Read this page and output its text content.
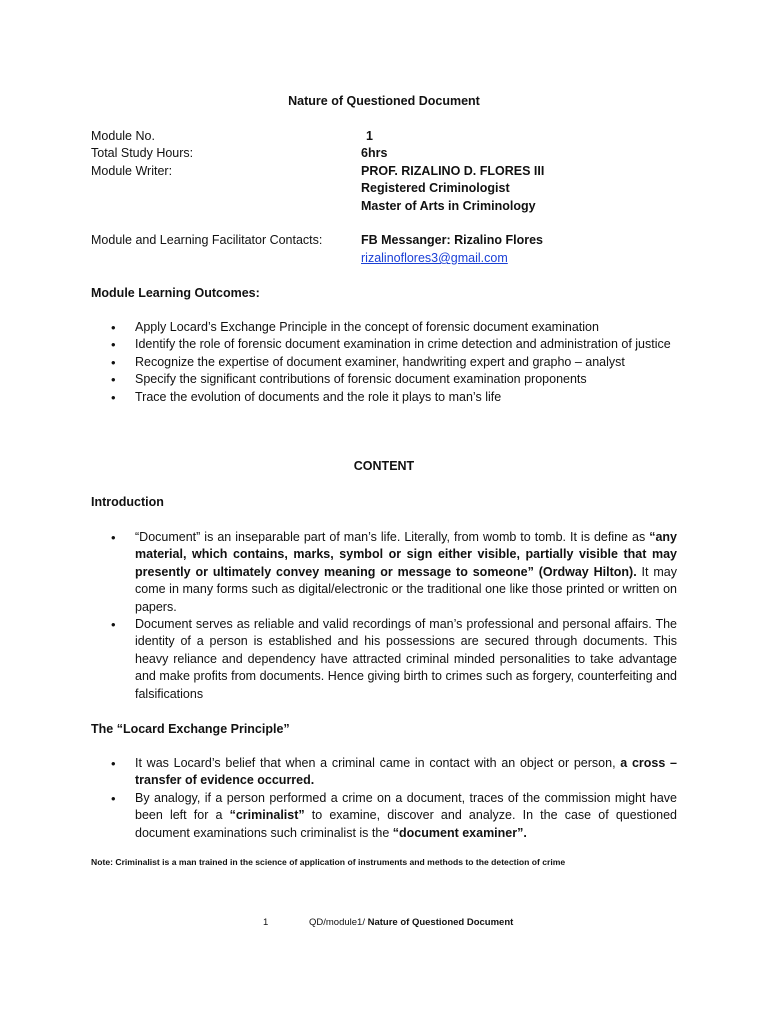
Nature of Questioned Document
Module No.	1
Total Study Hours:	6hrs
Module Writer:	PROF. RIZALINO D. FLORES III
Registered Criminologist
Master of Arts in Criminology
Module and Learning Facilitator Contacts:	FB Messanger: Rizalino Flores
rizalinoflores3@gmail.com
Module Learning Outcomes:
• Apply Locard’s Exchange Principle in the concept of forensic document examination
• Identify the role of forensic document examination in crime detection and administration of justice
• Recognize the expertise of document examiner, handwriting expert and grapho – analyst
• Specify the significant contributions of forensic document examination proponents
• Trace the evolution of documents and the role it plays to man’s life
CONTENT
Introduction
• “Document” is an inseparable part of man’s life. Literally, from womb to tomb. It is define as “any material, which contains, marks, symbol or sign either visible, partially visible that may presently or ultimately convey meaning or message to someone” (Ordway Hilton). It may come in many forms such as digital/electronic or the traditional one like those printed or written on papers.
• Document serves as reliable and valid recordings of man’s professional and personal affairs. The identity of a person is established and his possessions are secured through documents. This heavy reliance and dependency have attracted criminal minded personalities to take advantage and make profits from documents. Hence giving birth to crimes such as forgery, counterfeiting and falsifications
The “Locard Exchange Principle”
• It was Locard’s belief that when a criminal came in contact with an object or person, a cross – transfer of evidence occurred.
• By analogy, if a person performed a crime on a document, traces of the commission might have been left for a “criminalist” to examine, discover and analyze. In the case of questioned document examinations such criminalist is the “document examiner”.
Note: Criminalist is a man trained in the science of application of instruments and methods to the detection of crime
1	QD/module1/ Nature of Questioned Document
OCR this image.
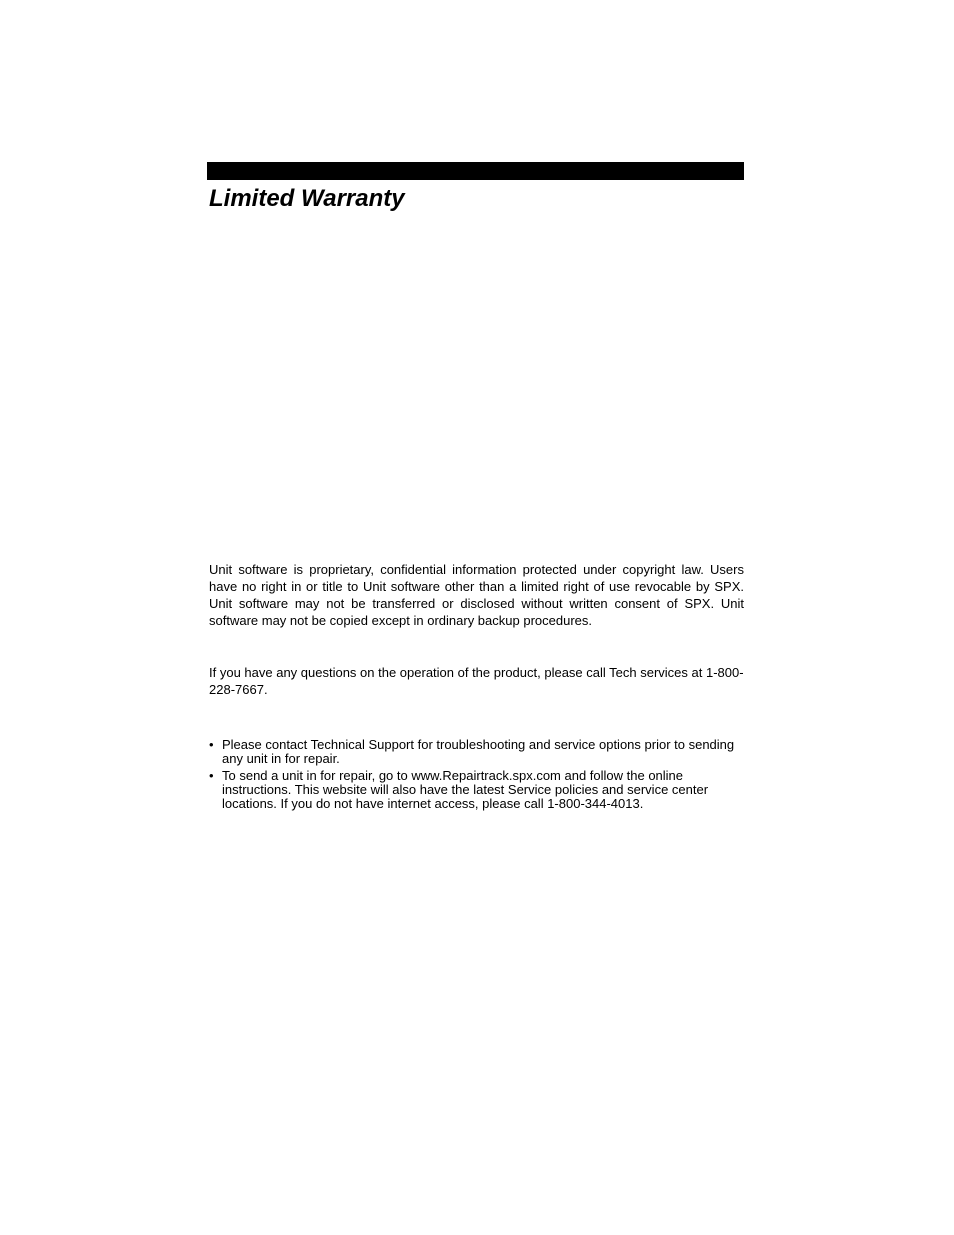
Limited Warranty

Unit software is proprietary, confidential information protected under copyright law. Users have no right in or title to Unit software other than a limited right of use revocable by SPX. Unit software may not be transferred or disclosed without written consent of SPX. Unit software may not be copied except in ordinary backup procedures.

If you have any questions on the operation of the product, please call Tech services at 1-800-228-7667.

• Please contact Technical Support for troubleshooting and service options prior to sending any unit in for repair.
• To send a unit in for repair, go to www.Repairtrack.spx.com and follow the online instructions. This website will also have the latest Service policies and service center locations. If you do not have internet access, please call 1-800-344-4013.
________
What you need to do
Copy the lines from the entries above in which the word "Exchange" appears.

Correct answer
• Apply Locard’s Exchange Principle in the concept of forensic document examination
The “Locard Exchange Principle”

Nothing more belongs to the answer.